-- START --

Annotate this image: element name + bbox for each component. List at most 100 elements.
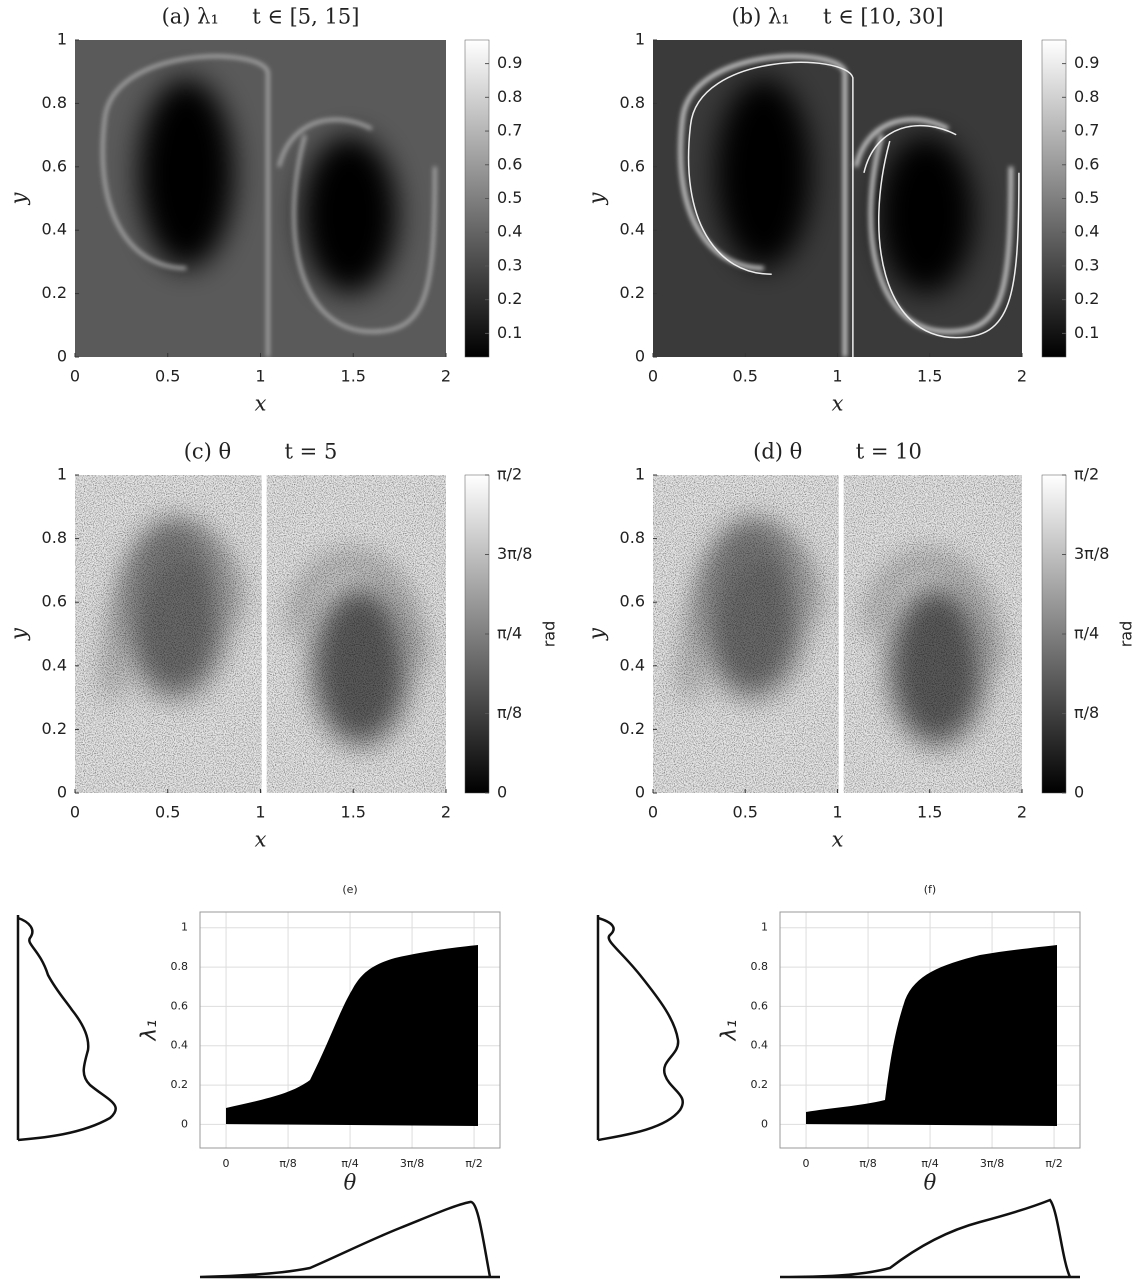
- y-tick-label: 0.6: [42, 592, 67, 611]
- y-axis-label: y: [585, 627, 609, 641]
- colorbar-tick-label: 0.3: [1074, 255, 1099, 274]
- y-tick-label: 0.4: [42, 655, 67, 674]
- x-tick-label: 3π/8: [980, 1157, 1004, 1170]
- y-axis-label: y: [7, 191, 31, 205]
- x-tick-label: 3π/8: [400, 1157, 424, 1170]
- ridge: [854, 117, 1013, 334]
- x-tick-label: π/8: [859, 1157, 876, 1170]
- x-tick-label: 1: [832, 367, 842, 386]
- y-tick-label: 0.8: [620, 93, 645, 112]
- field-image: [653, 40, 1022, 357]
- colorbar-tick-label: π/2: [1074, 465, 1099, 484]
- x-tick-label: π/4: [341, 1157, 358, 1170]
- y-tick-label: 0.4: [620, 220, 645, 239]
- y-tick-label: 0.2: [171, 1078, 189, 1091]
- colorbar-tick-label: π/8: [1074, 703, 1099, 722]
- y-tick-label: 0.8: [42, 93, 67, 112]
- x-tick-label: π/4: [921, 1157, 938, 1170]
- x-tick-label: 0.5: [733, 803, 758, 822]
- y-tick-label: 0.8: [171, 960, 189, 973]
- y-axis-label: λ₁: [137, 1020, 161, 1042]
- colorbar-tick-label: 3π/8: [497, 544, 532, 563]
- panel: 0 0.2 0.4 0.6 0.8 1 0 0.5 1 1.5 2 (b) λ₁ t ∈ [10, 3…: [585, 5, 1100, 416]
- x-tick-label: 0: [648, 367, 658, 386]
- y-tick-label: 1: [181, 921, 188, 934]
- y-tick-label: 0: [635, 347, 645, 366]
- colorbar-tick-label: π/2: [497, 465, 522, 484]
- colorbar-label: rad: [1117, 621, 1136, 648]
- colorbar-tick-label: 0.7: [497, 121, 522, 140]
- x-tick-label: 1: [255, 367, 265, 386]
- particle-noise: [653, 475, 1022, 793]
- y-tick-label: 0.8: [620, 528, 645, 547]
- ridge: [101, 54, 270, 357]
- y-tick-label: 0.6: [751, 999, 769, 1012]
- x-axis-label: θ: [344, 1171, 357, 1195]
- ridge: [863, 124, 1020, 339]
- x-tick-label: 1: [832, 803, 842, 822]
- x-tick-label: 0.5: [155, 367, 180, 386]
- x-tick-label: 1.5: [341, 803, 366, 822]
- y-tick-label: 0.2: [620, 719, 645, 738]
- ridge: [277, 118, 437, 334]
- colorbar-tick-label: 0.9: [497, 53, 522, 72]
- y-axis-label: y: [7, 627, 31, 641]
- field-image: [75, 40, 446, 357]
- vortex-core: [138, 78, 235, 269]
- colorbar-tick-label: π/4: [1074, 624, 1099, 643]
- colorbar-tick-label: 0.4: [497, 222, 522, 241]
- x-tick-label: π/2: [465, 1157, 482, 1170]
- y-tick-label: 1: [57, 465, 67, 484]
- y-axis-label: y: [585, 191, 609, 205]
- particle-noise: [75, 475, 446, 793]
- panel-title: (c) θ t = 5: [184, 440, 338, 464]
- ridge: [687, 61, 854, 357]
- colorbar-tick-label: 0.1: [497, 323, 522, 342]
- panel: 0 0.2 0.4 0.6 0.8 1 0 0.5 1 1.5 2 (c) θ t = 5 x y 0 π/8…: [7, 440, 559, 852]
- colorbar-tick-label: 0.1: [1074, 323, 1099, 342]
- y-tick-label: 0.8: [42, 528, 67, 547]
- x-tick-label: 2: [441, 367, 451, 386]
- vortex-core: [878, 135, 975, 294]
- x-tick-label: 1.5: [917, 803, 942, 822]
- colorbar-tick-label: π/8: [497, 703, 522, 722]
- x-tick-label: 2: [441, 803, 451, 822]
- ridge: [678, 54, 847, 357]
- x-tick-label: 0: [223, 1157, 230, 1170]
- y-tick-label: 0.6: [620, 156, 645, 175]
- plot-frame: [199, 911, 501, 1149]
- panel: 0 0.2 0.4 0.6 0.8 1 0 π/8 π/4 3π/8 π/2 (f) θ λ₁: [717, 883, 1081, 1195]
- colorbar-tick-label: 0.5: [497, 188, 522, 207]
- colorbar-label: rad: [540, 621, 559, 648]
- panel-title: (d) θ t = 10: [753, 440, 922, 464]
- x-axis-label: x: [832, 392, 844, 416]
- vortex-core: [301, 135, 398, 294]
- colorbar-tick-label: π/4: [497, 624, 522, 643]
- y-tick-label: 0: [57, 347, 67, 366]
- x-tick-label: 1.5: [917, 367, 942, 386]
- y-tick-label: 0.4: [751, 1039, 769, 1052]
- panel-title: (a) λ₁ t ∈ [5, 15]: [162, 5, 360, 29]
- y-tick-label: 0: [635, 783, 645, 802]
- x-axis-label: θ: [924, 1171, 937, 1195]
- y-tick-label: 1: [635, 465, 645, 484]
- y-tick-label: 0.6: [171, 999, 189, 1012]
- colorbar-tick-label: 0.6: [497, 154, 522, 173]
- x-tick-label: 0: [70, 367, 80, 386]
- colorbar-tick-label: 0.3: [497, 255, 522, 274]
- y-tick-label: 0: [761, 1117, 768, 1130]
- x-tick-label: 2: [1017, 367, 1027, 386]
- y-tick-label: 0.8: [751, 960, 769, 973]
- x-tick-label: 2: [1017, 803, 1027, 822]
- colorbar-tick-label: 0.2: [1074, 289, 1099, 308]
- x-axis-label: x: [255, 392, 267, 416]
- y-tick-label: 1: [761, 921, 768, 934]
- plot-frame: [779, 911, 1081, 1149]
- y-tick-label: 0.4: [42, 220, 67, 239]
- x-axis-label: x: [832, 828, 844, 852]
- y-tick-label: 0.6: [620, 592, 645, 611]
- y-tick-label: 0.6: [42, 156, 67, 175]
- panel-title: (e): [342, 883, 357, 896]
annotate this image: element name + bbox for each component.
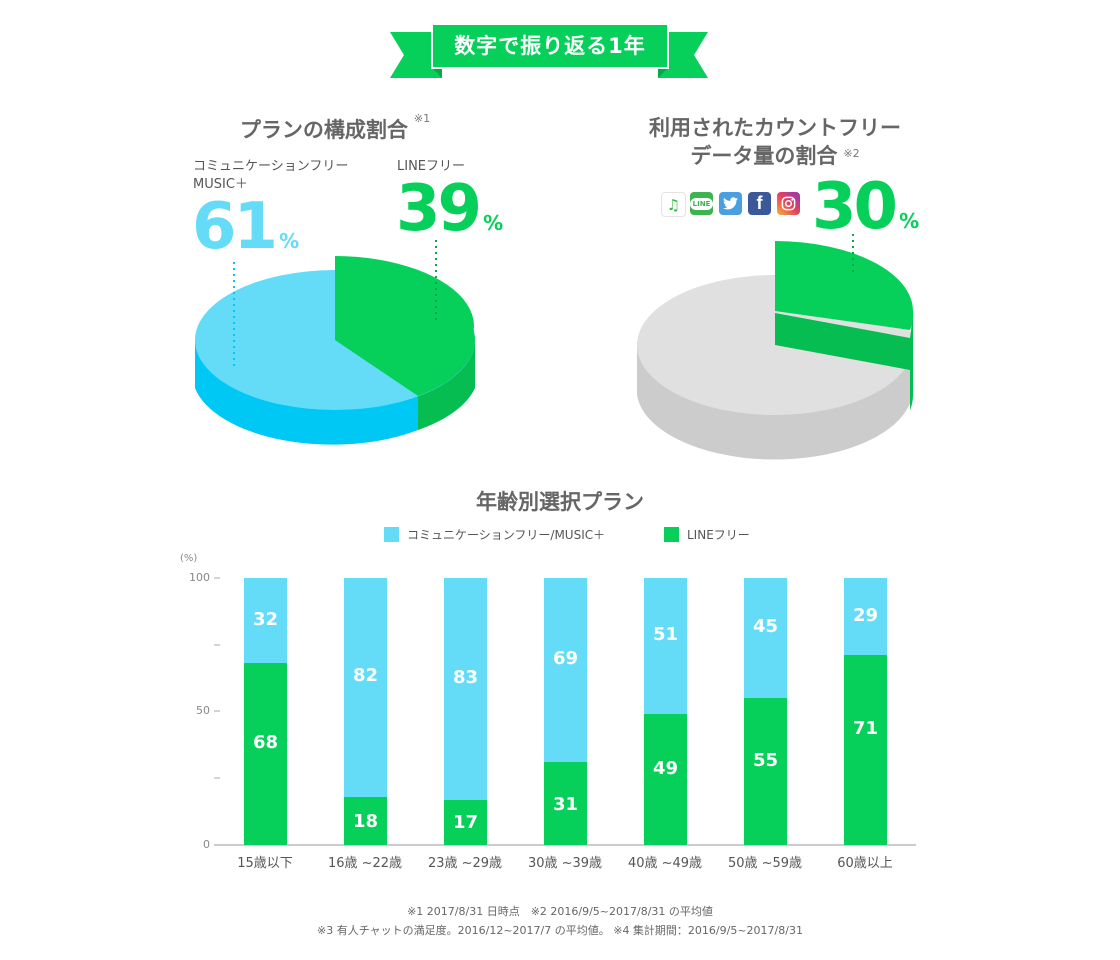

-- END --

**Work instructions**: Arrange every line of the items above as a numbered list, leaving out blank lines and pictures.

**Written answer**:
1. Annotate this image: element name + bbox for each component. List at most 100 elements.
2. - y-tick-label: 0.6: [42, 592, 67, 611]
3. - y-axis-label: y: [585, 627, 609, 641]
4. - colorbar-tick-label: 0.3: [1074, 255, 1099, 274]
5. - y-tick-label: 0.4: [42, 655, 67, 674]
6. - x-tick-label: 3π/8: [980, 1157, 1004, 1170]
7. - y-axis-label: y: [7, 191, 31, 205]
8. - x-tick-label: 3π/8: [400, 1157, 424, 1170]
9. - ridge: [854, 117, 1013, 334]
10. - x-tick-label: π/8: [859, 1157, 876, 1170]
11. - x-tick-label: 1: [832, 367, 842, 386]
12. - y-tick-label: 0.8: [620, 93, 645, 112]
13. - field-image: [653, 40, 1022, 357]
14. - colorbar-tick-label: π/2: [1074, 465, 1099, 484]
15. - x-tick-label: π/4: [341, 1157, 358, 1170]
16. - y-tick-label: 0.4: [620, 220, 645, 239]
17. - y-tick-label: 0.2: [171, 1078, 189, 1091]
18. - colorbar-tick-label: π/8: [1074, 703, 1099, 722]
19. - y-tick-label: 0.8: [42, 93, 67, 112]
20. - x-tick-label: π/4: [921, 1157, 938, 1170]
21. - x-tick-label: 0.5: [733, 803, 758, 822]
22. - y-tick-label: 0.8: [171, 960, 189, 973]
23. - y-axis-label: λ₁: [137, 1020, 161, 1042]
24. - colorbar-tick-label: 3π/8: [497, 544, 532, 563]
25. - panel: 0 0.2 0.4 0.6 0.8 1 0 0.5 1 1.5 2 (b) λ₁ t ∈ [10, 3…: [585, 5, 1100, 416]
26. - x-tick-label: 0: [648, 367, 658, 386]
27. - y-tick-label: 1: [181, 921, 188, 934]
28. - y-tick-label: 0: [635, 347, 645, 366]
29. - colorbar-tick-label: π/2: [497, 465, 522, 484]
30. - colorbar-label: rad: [1117, 621, 1136, 648]
31. - colorbar-tick-label: 0.7: [497, 121, 522, 140]
32. - x-tick-label: 1: [255, 367, 265, 386]
33. - particle-noise: [653, 475, 1022, 793]
34. - y-tick-label: 0.8: [620, 528, 645, 547]
35. - ridge: [101, 54, 270, 357]
36. - y-tick-label: 0.6: [751, 999, 769, 1012]
37. - x-axis-label: θ: [344, 1171, 357, 1195]
38. - ridge: [863, 124, 1020, 339]
39. - x-tick-label: 1: [832, 803, 842, 822]
40. - x-tick-label: 0.5: [155, 367, 180, 386]
41. - x-tick-label: 1.5: [341, 803, 366, 822]
42. - y-tick-label: 0.2: [620, 719, 645, 738]
43. - ridge: [277, 118, 437, 334]
44. - colorbar-tick-label: 0.9: [497, 53, 522, 72]
45. - y-axis-label: y: [7, 627, 31, 641]
46. - field-image: [75, 40, 446, 357]
47. - vortex-core: [138, 78, 235, 269]
48. - colorbar-tick-label: π/4: [1074, 624, 1099, 643]
49. - colorbar-tick-label: 0.4: [497, 222, 522, 241]
50. - x-tick-label: π/2: [465, 1157, 482, 1170]
51. - y-tick-label: 1: [57, 465, 67, 484]
52. - y-axis-label: y: [585, 191, 609, 205]
53. - particle-noise: [75, 475, 446, 793]
54. - panel-title: (c) θ t = 5: [184, 440, 338, 464]
55. - ridge: [687, 61, 854, 357]
56. - colorbar-tick-label: 0.1: [497, 323, 522, 342]
57. - panel: 0 0.2 0.4 0.6 0.8 1 0 0.5 1 1.5 2 (c) θ t = 5 x y 0 π/8…: [7, 440, 559, 852]
58. - colorbar-tick-label: 0.1: [1074, 323, 1099, 342]
59. - y-tick-label: 0.8: [42, 528, 67, 547]
60. - x-tick-label: 2: [441, 367, 451, 386]
61. - vortex-core: [878, 135, 975, 294]
62. - x-tick-label: 1.5: [917, 803, 942, 822]
63. - colorbar-tick-label: π/8: [497, 703, 522, 722]
64. - x-tick-label: 2: [441, 803, 451, 822]
65. - ridge: [678, 54, 847, 357]
66. - x-tick-label: 0: [223, 1157, 230, 1170]
67. - y-tick-label: 0.6: [620, 156, 645, 175]
68. - plot-frame: [199, 911, 501, 1149]
69. - panel: 0 0.2 0.4 0.6 0.8 1 0 π/8 π/4 3π/8 π/2 (f) θ λ₁: [717, 883, 1081, 1195]
70. - colorbar-tick-label: 0.5: [497, 188, 522, 207]
71. - colorbar-label: rad: [540, 621, 559, 648]
72. - panel-title: (d) θ t = 10: [753, 440, 922, 464]
73. - x-axis-label: x: [832, 392, 844, 416]
74. - vortex-core: [301, 135, 398, 294]
75. - colorbar-tick-label: π/4: [497, 624, 522, 643]
76. - y-tick-label: 0: [57, 347, 67, 366]
77. - x-tick-label: 1.5: [917, 367, 942, 386]
78. - y-tick-label: 0.4: [751, 1039, 769, 1052]
79. - panel-title: (a) λ₁ t ∈ [5, 15]: [162, 5, 360, 29]
80. - y-tick-label: 0: [635, 783, 645, 802]
81. - x-axis-label: θ: [924, 1171, 937, 1195]
82. - y-tick-label: 1: [635, 465, 645, 484]
83. - y-tick-label: 0.6: [171, 999, 189, 1012]
84. - colorbar-tick-label: 0.6: [497, 154, 522, 173]
85. - x-tick-label: 0: [70, 367, 80, 386]
86. - colorbar-tick-label: 0.3: [497, 255, 522, 274]
87. - y-tick-label: 0: [761, 1117, 768, 1130]
88. - x-tick-label: 2: [1017, 367, 1027, 386]
89. - y-tick-label: 0.8: [751, 960, 769, 973]
90. - x-tick-label: 2: [1017, 803, 1027, 822]
91. - colorbar-tick-label: 0.2: [1074, 289, 1099, 308]
92. - x-axis-label: x: [255, 392, 267, 416]
93. - y-tick-label: 1: [761, 921, 768, 934]
94. - plot-frame: [779, 911, 1081, 1149]
95. - y-tick-label: 0.4: [42, 220, 67, 239]
96. - x-axis-label: x: [832, 828, 844, 852]
97. - y-tick-label: 0.6: [620, 592, 645, 611]
98. - y-tick-label: 0.6: [42, 156, 67, 175]
99. - panel-title: (e): [342, 883, 357, 896]
100. annotate this image: element name + bbox for each component.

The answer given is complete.